Extracted records:
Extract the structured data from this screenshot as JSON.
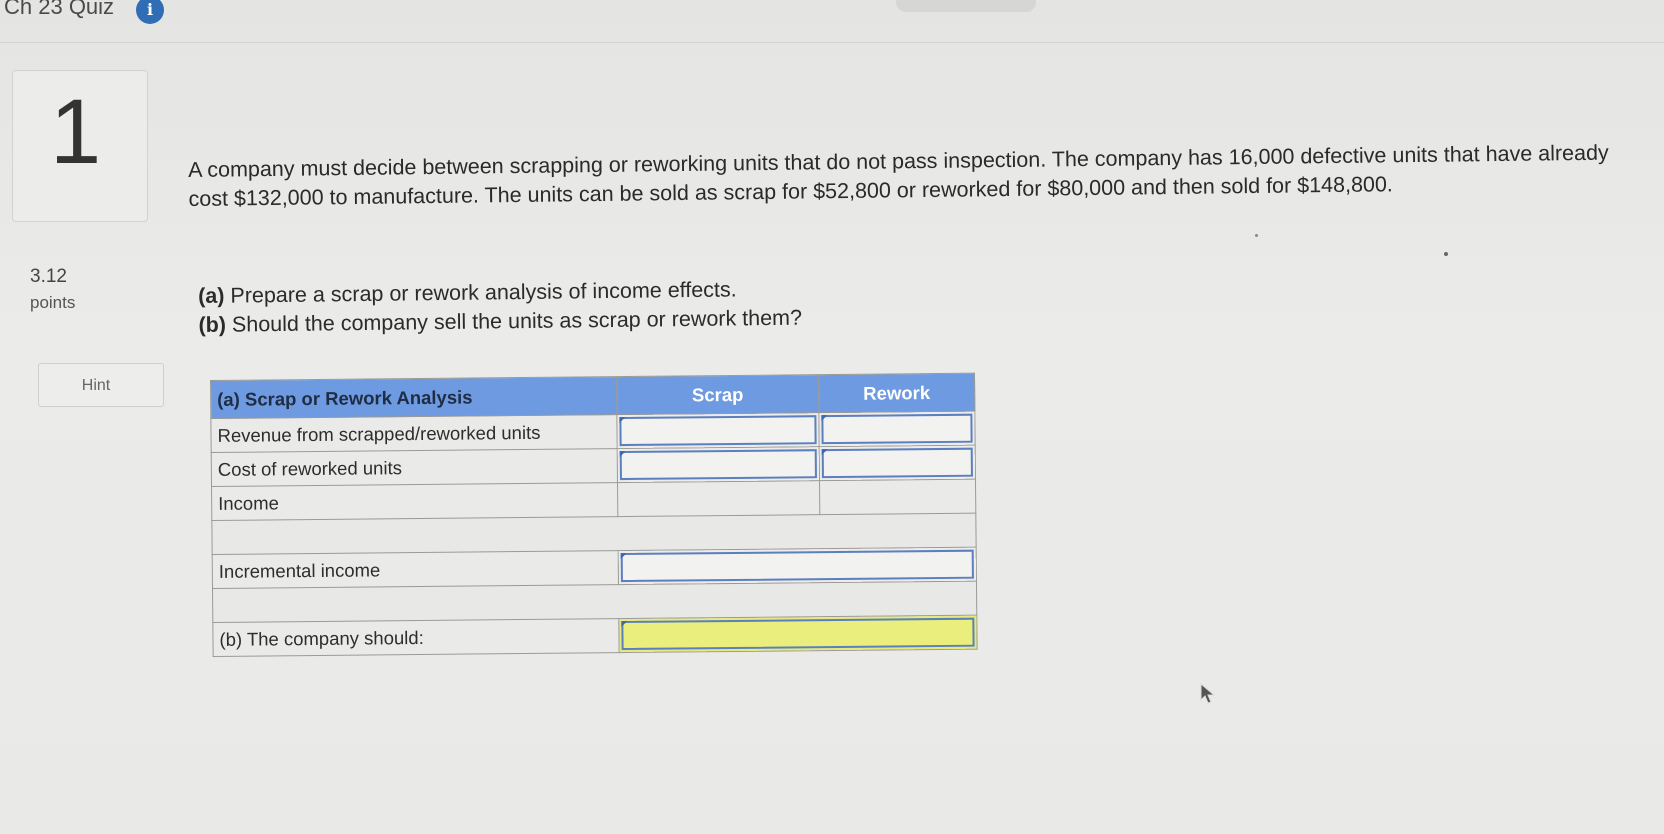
{
  "header": {
    "quiz_title": "Ch 23 Quiz",
    "info_badge": "i"
  },
  "question": {
    "number": "1",
    "points_value": "3.12",
    "points_label": "points",
    "hint_label": "Hint",
    "text": "A company must decide between scrapping or reworking units that do not pass inspection. The company has 16,000 defective units that have already cost $132,000 to manufacture. The units can be sold as scrap for $52,800 or reworked for $80,000 and then sold for $148,800.",
    "part_a_label": "(a)",
    "part_a_text": "Prepare a scrap or rework analysis of income effects.",
    "part_b_label": "(b)",
    "part_b_text": "Should the company sell the units as scrap or rework them?"
  },
  "analysis_table": {
    "header_label": "(a) Scrap or Rework Analysis",
    "col_scrap": "Scrap",
    "col_rework": "Rework",
    "rows": [
      {
        "label": "Revenue from scrapped/reworked units",
        "scrap": "",
        "rework": ""
      },
      {
        "label": "Cost of reworked units",
        "scrap": "",
        "rework": ""
      },
      {
        "label": "Income",
        "scrap": "",
        "rework": ""
      }
    ],
    "incremental_label": "Incremental income",
    "incremental_value": "",
    "company_should_label": "(b) The company should:",
    "company_should_value": ""
  },
  "colors": {
    "header_blue": "#6d9ae0",
    "input_border": "#5b7fbf",
    "answer_yellow": "#e9ee7c",
    "badge_blue": "#2f6db5"
  }
}
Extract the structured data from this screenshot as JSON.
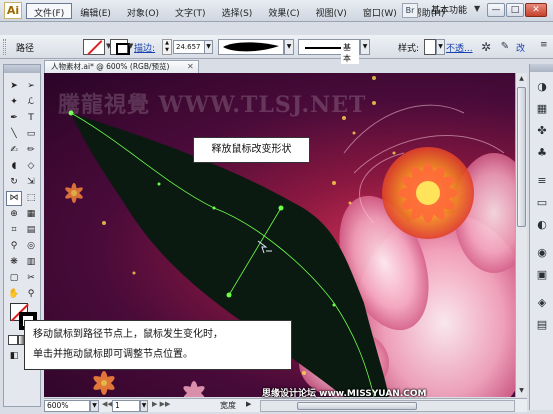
{
  "app": {
    "logo": "Ai",
    "workspace": "基本功能",
    "bridge": "Br"
  },
  "menu": [
    "文件(F)",
    "编辑(E)",
    "对象(O)",
    "文字(T)",
    "选择(S)",
    "效果(C)",
    "视图(V)",
    "窗口(W)",
    "帮助(H)"
  ],
  "window_controls": {
    "minimize": "—",
    "maximize": "□",
    "close": "✕"
  },
  "controlbar": {
    "object_type": "路径",
    "stroke_label": "描边:",
    "stroke_weight": "24.657",
    "profile_label": "基本",
    "style_label": "样式:",
    "opacity_label": "不透...",
    "style_text": "改",
    "menu": "≡"
  },
  "document": {
    "tab_title": "人物素材.ai* @ 600% (RGB/预览)",
    "close": "✕"
  },
  "canvas": {
    "watermark": "騰龍視覺 WWW.TLSJ.NET"
  },
  "callouts": {
    "top": "释放鼠标改变形状",
    "bottom_line1": "移动鼠标到路径节点上，鼠标发生变化时，",
    "bottom_line2": "单击并拖动鼠标即可调整节点位置。"
  },
  "statusbar": {
    "zoom": "600%",
    "page": "1",
    "status": "宽度",
    "site": "思缘设计论坛 www.MISSYUAN.COM"
  },
  "icons": {
    "gear": "gear-icon",
    "graphic_style": "graphic-style-icon"
  },
  "colors": {
    "accent_link": "#1740b0",
    "path_stroke": "#6cff4a",
    "shape_fill": "#0b1a10"
  }
}
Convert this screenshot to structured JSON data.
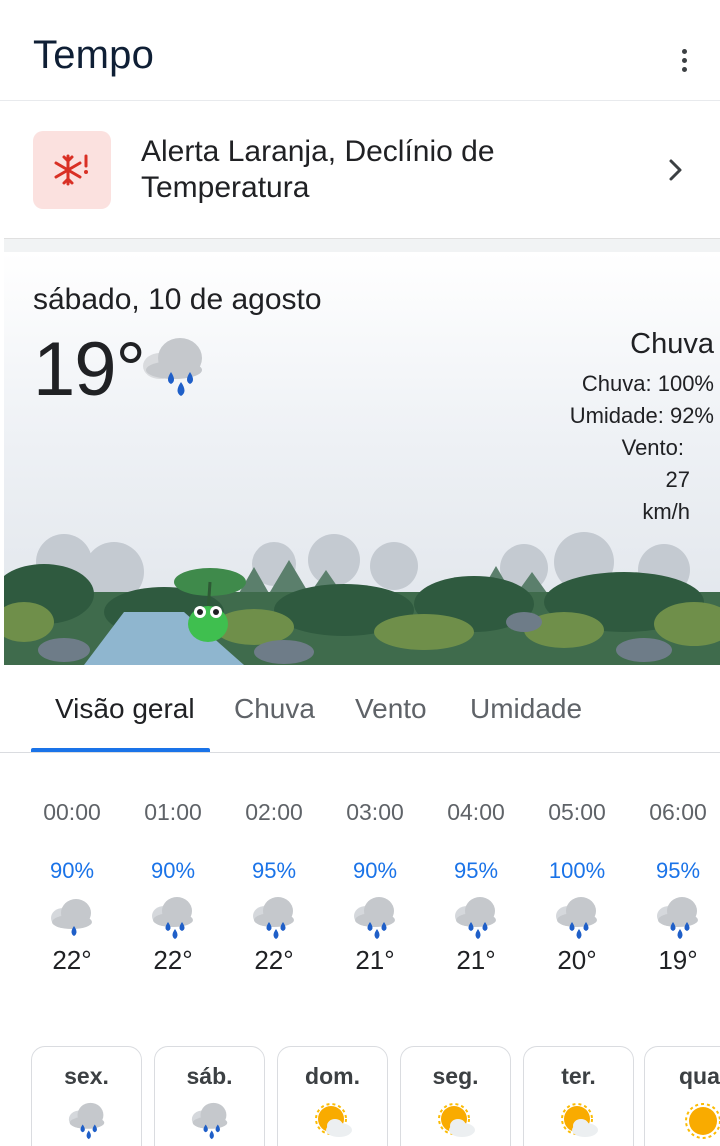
{
  "header": {
    "title": "Tempo",
    "menu_icon": "more-vert-icon"
  },
  "alert": {
    "text": "Alerta Laranja, Declínio de Temperatura",
    "icon": "snowflake-alert-icon",
    "icon_color": "#d93025",
    "bg_color": "#fbe1df"
  },
  "current": {
    "date": "sábado, 10 de agosto",
    "temp": "19°",
    "condition": "Chuva",
    "precip": "Chuva: 100%",
    "humidity": "Umidade: 92%",
    "wind_label": "Vento:",
    "wind_value": "27",
    "wind_unit": "km/h",
    "icon": "rain-heavy-icon"
  },
  "tabs": [
    {
      "label": "Visão geral",
      "active": true
    },
    {
      "label": "Chuva",
      "active": false
    },
    {
      "label": "Vento",
      "active": false
    },
    {
      "label": "Umidade",
      "active": false
    }
  ],
  "hourly": [
    {
      "time": "00:00",
      "precip": "90%",
      "temp": "22°",
      "icon": "rain-light-icon"
    },
    {
      "time": "01:00",
      "precip": "90%",
      "temp": "22°",
      "icon": "rain-heavy-icon"
    },
    {
      "time": "02:00",
      "precip": "95%",
      "temp": "22°",
      "icon": "rain-heavy-icon"
    },
    {
      "time": "03:00",
      "precip": "90%",
      "temp": "21°",
      "icon": "rain-heavy-icon"
    },
    {
      "time": "04:00",
      "precip": "95%",
      "temp": "21°",
      "icon": "rain-heavy-icon"
    },
    {
      "time": "05:00",
      "precip": "100%",
      "temp": "20°",
      "icon": "rain-heavy-icon"
    },
    {
      "time": "06:00",
      "precip": "95%",
      "temp": "19°",
      "icon": "rain-heavy-icon"
    }
  ],
  "daily": [
    {
      "day": "sex.",
      "icon": "rain-heavy-icon"
    },
    {
      "day": "sáb.",
      "icon": "rain-heavy-icon"
    },
    {
      "day": "dom.",
      "icon": "partly-cloudy-icon"
    },
    {
      "day": "seg.",
      "icon": "partly-cloudy-icon"
    },
    {
      "day": "ter.",
      "icon": "partly-cloudy-icon"
    },
    {
      "day": "qua",
      "icon": "sun-icon"
    }
  ],
  "colors": {
    "accent": "#1a73e8",
    "precip_text": "#1a73e8",
    "rain_drop": "#1f5fc8",
    "sun": "#f9ab00"
  }
}
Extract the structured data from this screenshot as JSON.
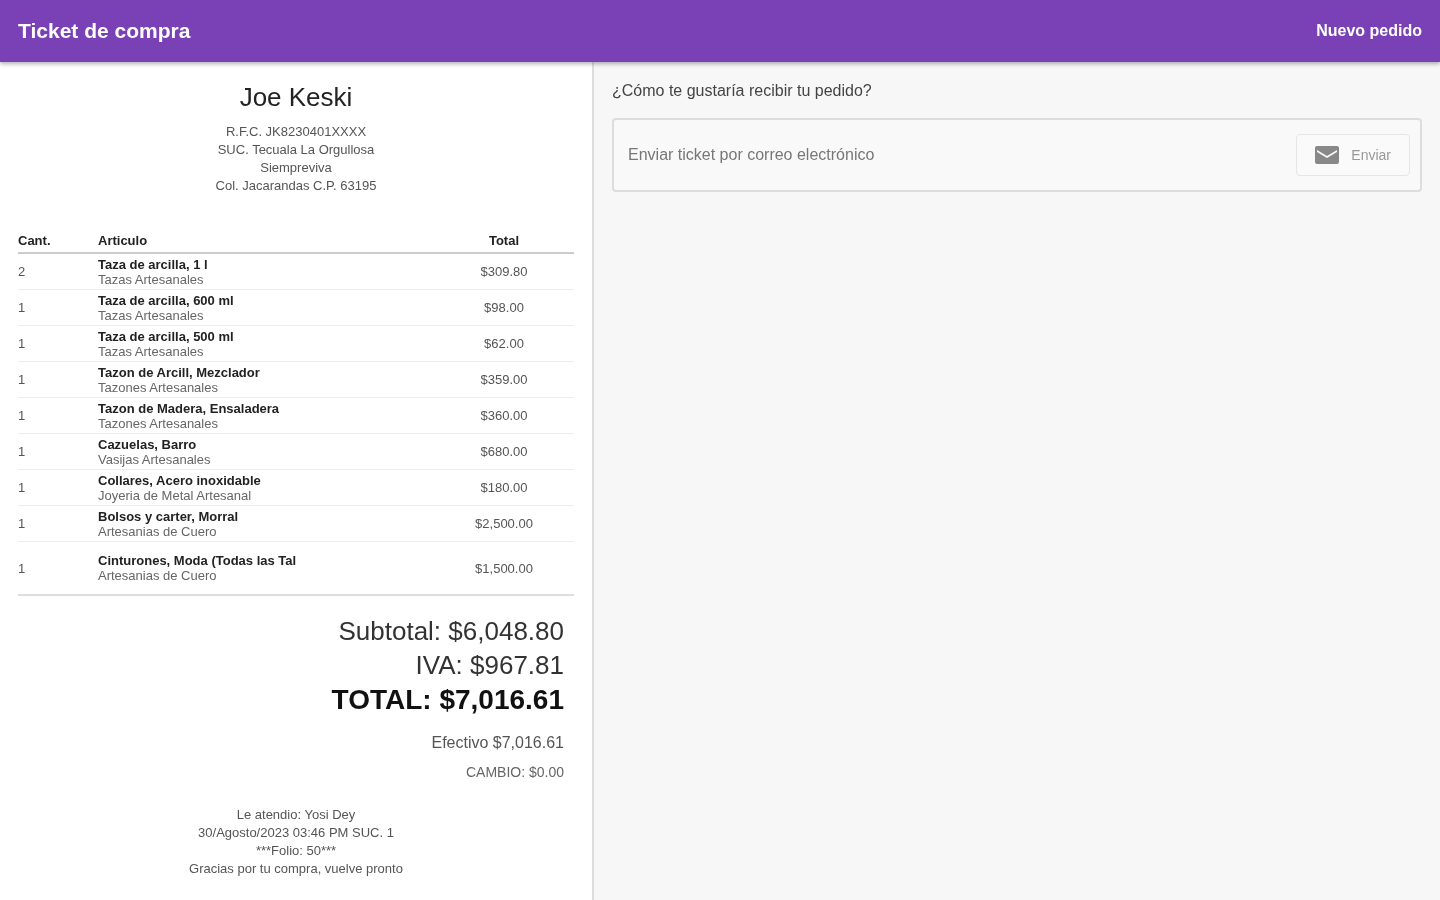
{
  "app_bar": {
    "title": "Ticket de compra",
    "action": "Nuevo pedido"
  },
  "ticket": {
    "customer": "Joe Keski",
    "header_lines": [
      "R.F.C. JK8230401XXXX",
      "SUC. Tecuala La Orgullosa",
      "Siempreviva",
      "Col. Jacarandas C.P. 63195"
    ],
    "columns": [
      "Cant.",
      "Articulo",
      "Total"
    ],
    "rows": [
      {
        "qty": "2",
        "name": "Taza de arcilla, 1 l",
        "category": "Tazas Artesanales",
        "total": "$309.80"
      },
      {
        "qty": "1",
        "name": "Taza de arcilla, 600 ml",
        "category": "Tazas Artesanales",
        "total": "$98.00"
      },
      {
        "qty": "1",
        "name": "Taza de arcilla, 500 ml",
        "category": "Tazas Artesanales",
        "total": "$62.00"
      },
      {
        "qty": "1",
        "name": "Tazon de Arcill, Mezclador",
        "category": "Tazones Artesanales",
        "total": "$359.00"
      },
      {
        "qty": "1",
        "name": "Tazon de Madera, Ensaladera",
        "category": "Tazones Artesanales",
        "total": "$360.00"
      },
      {
        "qty": "1",
        "name": "Cazuelas, Barro",
        "category": "Vasijas Artesanales",
        "total": "$680.00"
      },
      {
        "qty": "1",
        "name": "Collares, Acero inoxidable",
        "category": "Joyeria de Metal Artesanal",
        "total": "$180.00"
      },
      {
        "qty": "1",
        "name": "Bolsos y carter, Morral",
        "category": "Artesanias de Cuero",
        "total": "$2,500.00"
      },
      {
        "qty": "1",
        "name": "Cinturones, Moda (Todas las Tal",
        "category": "Artesanias de Cuero",
        "total": "$1,500.00"
      }
    ],
    "subtotal": "Subtotal: $6,048.80",
    "tax": "IVA: $967.81",
    "total": "TOTAL: $7,016.61",
    "payment": "Efectivo $7,016.61",
    "change": "CAMBIO: $0.00",
    "footer_lines": [
      "Le atendio: Yosi Dey",
      "30/Agosto/2023 03:46 PM SUC. 1",
      "***Folio: 50***",
      "Gracias por tu compra, vuelve pronto"
    ]
  },
  "delivery": {
    "question": "¿Cómo te gustaría recibir tu pedido?",
    "email_field": {
      "placeholder": "Enviar ticket por correo electrónico"
    },
    "send_button": {
      "label": "Enviar",
      "disabled": true
    }
  }
}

Short task: Look through the data and gather every line with the string "time" in it.

Task solution:
      "time": "00:00",
      "time": "01:00",
      "time": "02:00",
      "time": "03:00",
      "time": "04:00",
      "time": "05:00",
      "time": "06:00",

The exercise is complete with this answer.